Dataset records
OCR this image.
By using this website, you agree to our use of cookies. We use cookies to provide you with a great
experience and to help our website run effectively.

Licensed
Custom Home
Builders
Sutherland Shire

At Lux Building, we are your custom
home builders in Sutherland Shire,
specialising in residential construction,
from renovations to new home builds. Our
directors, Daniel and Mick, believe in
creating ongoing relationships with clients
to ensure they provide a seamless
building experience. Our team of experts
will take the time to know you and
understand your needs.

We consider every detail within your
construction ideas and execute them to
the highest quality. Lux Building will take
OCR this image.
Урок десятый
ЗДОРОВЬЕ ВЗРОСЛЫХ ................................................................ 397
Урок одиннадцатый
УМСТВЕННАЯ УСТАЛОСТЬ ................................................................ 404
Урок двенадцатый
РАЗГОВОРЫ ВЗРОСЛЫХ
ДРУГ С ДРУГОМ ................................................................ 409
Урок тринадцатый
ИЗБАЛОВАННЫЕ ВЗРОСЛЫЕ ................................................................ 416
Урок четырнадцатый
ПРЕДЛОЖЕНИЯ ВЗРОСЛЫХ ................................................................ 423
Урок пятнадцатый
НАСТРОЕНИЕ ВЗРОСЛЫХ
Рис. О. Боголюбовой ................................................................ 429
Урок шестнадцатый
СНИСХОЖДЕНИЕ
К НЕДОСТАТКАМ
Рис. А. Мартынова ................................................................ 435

Goal of the exercise
Within the listing above, find every line containing the string "will" and return it.

Written answer
will take the time to know you and
the highest quality. Lux Building will take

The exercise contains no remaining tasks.